Texto |
▽
A realização da Conferência Mundial do Desenvolvimento e Meio Ambiente em 1972, foi um importantíssimo evento sociopolítico voltado ao tratamento das questões ambientais, nela foi produzida a Declaração de Estocolmo, que introduziu, pela primeira vez na agenda política internacional, a dimensão ambiental como condicionadora e limitadora do modelo tradicional de crescimento econômico e do uso dos recursos naturais (MELGAÇO, 2008).
Durante os anos seguintes surgiram grandes preocupações com o meio ambiente em todo o mundo. Em 1987 a ONU por meio da Comissão Bruntland publicou o relatório “Nosso Futuro Comum”, cuja meta era aliar o crescimento econômico à proteção do meio ambiente, no qual propunha a exploração ambiental de forma planejada, racional e limitada.
No Brasil, somente em 1937 foi criada à primeira Unidade de Conservação, o Parque Nacional do Itatiaia. No entanto:
As primeiras Unidades de Conservação foram criadas sem nenhum tipo de critério técnico e científico. Algumas foram estabelecidas meramente em razão de suas belezas cênicas, como foi o caso do Parque Nacional de Iguaçu, ou por algum fenômeno geológico espetacular, como o Parque Nacional de Ubajara, ou ainda, por puro oportunismo político, como o Parque Nacional do Amazonas. Resultando, desse modo, na inevitável ineficiência do processo de criação e gestão das Unidades de Conservação e de suas finalidades, na confusão de regimes, ou ainda numa sobreposição de unidades (SANTOS, 2009 apudPÁDUA, 1978).
Até a década de 80 existiam no país basicamente, três categorias de manejo legalmente instituídas, o Parque Nacional (PARNA), Reserva Biológica (REBIO) e a Floresta Nacional (FLONA). A partir 1981, foram criadas Unidades de Conservação como a Estação Ecológica, Área de Proteção Ambiental (APA) e a Área de Relevante Interesse Ecológico (ARIE).
△
Dados fornecidos |
▽
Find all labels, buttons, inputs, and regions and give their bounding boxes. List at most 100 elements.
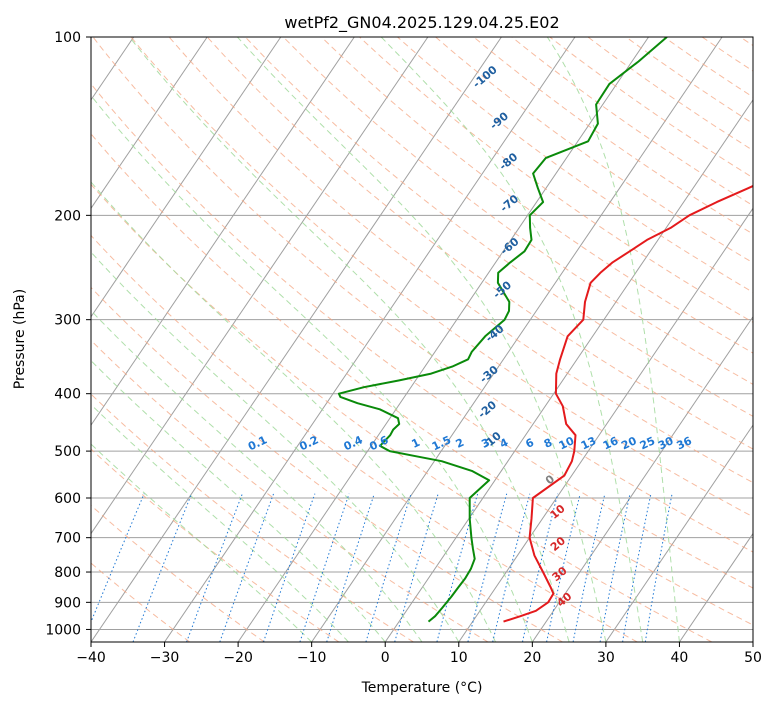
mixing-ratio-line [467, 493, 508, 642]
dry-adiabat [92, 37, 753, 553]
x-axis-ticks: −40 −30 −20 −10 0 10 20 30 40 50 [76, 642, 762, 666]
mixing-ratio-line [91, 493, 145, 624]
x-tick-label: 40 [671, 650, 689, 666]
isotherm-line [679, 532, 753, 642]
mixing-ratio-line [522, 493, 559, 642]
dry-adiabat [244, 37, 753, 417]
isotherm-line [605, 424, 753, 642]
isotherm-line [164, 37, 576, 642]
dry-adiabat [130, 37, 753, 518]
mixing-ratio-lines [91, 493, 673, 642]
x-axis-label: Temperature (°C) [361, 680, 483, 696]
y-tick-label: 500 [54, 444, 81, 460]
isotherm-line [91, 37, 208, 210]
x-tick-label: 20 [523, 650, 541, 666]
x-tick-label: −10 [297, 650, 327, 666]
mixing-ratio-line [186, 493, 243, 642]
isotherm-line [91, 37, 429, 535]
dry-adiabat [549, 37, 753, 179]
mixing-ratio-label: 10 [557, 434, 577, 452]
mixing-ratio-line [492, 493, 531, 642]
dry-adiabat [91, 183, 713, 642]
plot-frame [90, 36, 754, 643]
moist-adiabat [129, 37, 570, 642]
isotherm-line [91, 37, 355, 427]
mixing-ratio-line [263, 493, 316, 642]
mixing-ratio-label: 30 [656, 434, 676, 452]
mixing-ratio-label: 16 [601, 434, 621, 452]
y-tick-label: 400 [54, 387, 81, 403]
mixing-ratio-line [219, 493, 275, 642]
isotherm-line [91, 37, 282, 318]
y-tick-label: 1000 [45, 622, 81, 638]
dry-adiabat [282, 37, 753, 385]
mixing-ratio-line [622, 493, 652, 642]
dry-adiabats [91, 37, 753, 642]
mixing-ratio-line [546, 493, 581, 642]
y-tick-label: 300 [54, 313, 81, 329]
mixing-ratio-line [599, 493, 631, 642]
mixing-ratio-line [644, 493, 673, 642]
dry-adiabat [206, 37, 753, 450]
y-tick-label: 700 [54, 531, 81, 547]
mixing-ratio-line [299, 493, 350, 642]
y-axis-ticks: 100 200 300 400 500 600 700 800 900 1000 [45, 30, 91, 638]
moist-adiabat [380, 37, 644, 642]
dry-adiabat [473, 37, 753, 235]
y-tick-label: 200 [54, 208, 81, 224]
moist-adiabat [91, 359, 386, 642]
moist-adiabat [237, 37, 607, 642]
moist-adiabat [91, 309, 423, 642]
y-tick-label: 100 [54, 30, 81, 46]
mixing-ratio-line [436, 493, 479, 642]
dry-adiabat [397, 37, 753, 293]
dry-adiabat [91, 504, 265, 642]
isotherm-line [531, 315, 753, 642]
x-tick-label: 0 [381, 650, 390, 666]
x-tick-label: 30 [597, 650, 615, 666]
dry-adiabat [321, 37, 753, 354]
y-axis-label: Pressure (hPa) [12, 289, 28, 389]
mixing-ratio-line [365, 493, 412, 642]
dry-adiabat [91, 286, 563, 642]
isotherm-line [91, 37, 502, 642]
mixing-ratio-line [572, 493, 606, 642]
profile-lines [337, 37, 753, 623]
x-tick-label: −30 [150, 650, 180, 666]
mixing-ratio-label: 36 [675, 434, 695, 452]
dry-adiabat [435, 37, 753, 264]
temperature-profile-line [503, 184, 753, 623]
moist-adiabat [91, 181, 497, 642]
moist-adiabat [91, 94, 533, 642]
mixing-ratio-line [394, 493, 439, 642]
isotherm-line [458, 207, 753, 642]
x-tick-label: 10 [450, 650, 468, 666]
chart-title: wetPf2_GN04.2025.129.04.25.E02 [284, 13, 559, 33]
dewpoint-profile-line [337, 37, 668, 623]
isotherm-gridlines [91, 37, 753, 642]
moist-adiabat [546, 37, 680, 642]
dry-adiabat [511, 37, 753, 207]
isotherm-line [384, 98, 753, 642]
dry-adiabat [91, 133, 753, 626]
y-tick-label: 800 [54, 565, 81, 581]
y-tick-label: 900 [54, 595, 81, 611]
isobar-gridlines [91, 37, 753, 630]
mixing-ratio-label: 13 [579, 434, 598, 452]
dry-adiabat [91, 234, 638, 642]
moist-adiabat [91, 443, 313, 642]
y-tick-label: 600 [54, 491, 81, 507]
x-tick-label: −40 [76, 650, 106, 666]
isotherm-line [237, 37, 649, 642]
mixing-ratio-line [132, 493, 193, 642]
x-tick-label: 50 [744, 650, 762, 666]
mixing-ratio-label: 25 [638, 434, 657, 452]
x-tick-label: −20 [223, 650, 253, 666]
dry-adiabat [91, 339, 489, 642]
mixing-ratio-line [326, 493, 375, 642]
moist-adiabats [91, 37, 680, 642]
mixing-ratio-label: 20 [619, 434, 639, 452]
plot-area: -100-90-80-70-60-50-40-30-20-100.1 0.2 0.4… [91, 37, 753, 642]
△
▽
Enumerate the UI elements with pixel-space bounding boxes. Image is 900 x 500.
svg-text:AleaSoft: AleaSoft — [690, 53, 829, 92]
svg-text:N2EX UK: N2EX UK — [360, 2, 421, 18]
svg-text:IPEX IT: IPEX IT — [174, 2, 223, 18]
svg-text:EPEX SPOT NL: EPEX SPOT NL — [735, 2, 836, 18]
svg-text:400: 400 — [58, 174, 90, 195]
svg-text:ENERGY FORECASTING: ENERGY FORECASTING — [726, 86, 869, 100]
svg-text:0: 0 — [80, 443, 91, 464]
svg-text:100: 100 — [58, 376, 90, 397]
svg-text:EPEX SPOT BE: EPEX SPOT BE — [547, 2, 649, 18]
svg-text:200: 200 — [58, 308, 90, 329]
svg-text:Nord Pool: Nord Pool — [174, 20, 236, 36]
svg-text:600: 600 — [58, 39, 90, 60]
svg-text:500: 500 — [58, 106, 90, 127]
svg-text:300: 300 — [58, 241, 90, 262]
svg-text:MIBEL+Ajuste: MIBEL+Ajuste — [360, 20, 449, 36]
△
▽
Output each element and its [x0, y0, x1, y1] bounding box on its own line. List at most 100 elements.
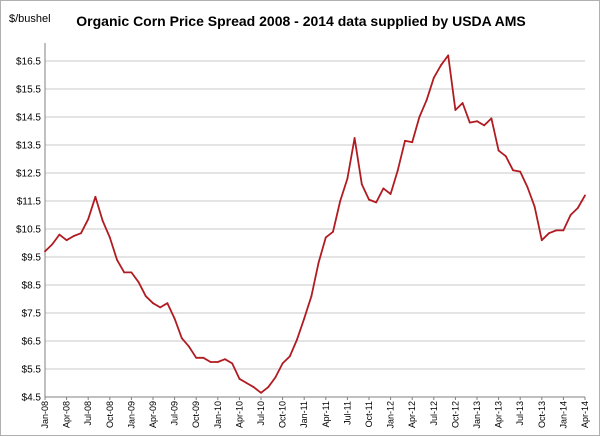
△
Tarefas |
- a) Liste todos os parques nacionais citados pelo nome no texto sobre as Unidades de Conservação.
- b) Extraia do texto sobre as Unidades de Conservação tudo o que vai desde "No Brasil, somente" até "2009 apudPÁDUA, 1978).", sem alterar nada.
- c) Traduza para o inglês esta frase do texto sobre as Unidades de Conservação: "Durante os anos seguintes surgiram grandes preocupações com o meio ambiente em todo o mundo."

Respostas dos exercícios |
- a)
Parque Nacional do Itatiaia
Parque Nacional de Iguaçu
Parque Nacional de Ubajara
Parque Nacional do Amazonas

- b)
No Brasil, somente em 1937 foi criada à primeira Unidade de Conservação, o Parque Nacional do Itatiaia. No entanto:
As primeiras Unidades de Conservação foram criadas sem nenhum tipo de critério técnico e científico. Algumas foram estabelecidas meramente em razão de suas belezas cênicas, como foi o caso do Parque Nacional de Iguaçu, ou por algum fenômeno geológico espetacular, como o Parque Nacional de Ubajara, ou ainda, por puro oportunismo político, como o Parque Nacional do Amazonas. Resultando, desse modo, na inevitável ineficiência do processo de criação e gestão das Unidades de Conservação e de suas finalidades, na confusão de regimes, ou ainda numa sobreposição de unidades (SANTOS, 2009 apudPÁDUA, 1978).

- c) During the following years, great concerns about the environment arose throughout the world.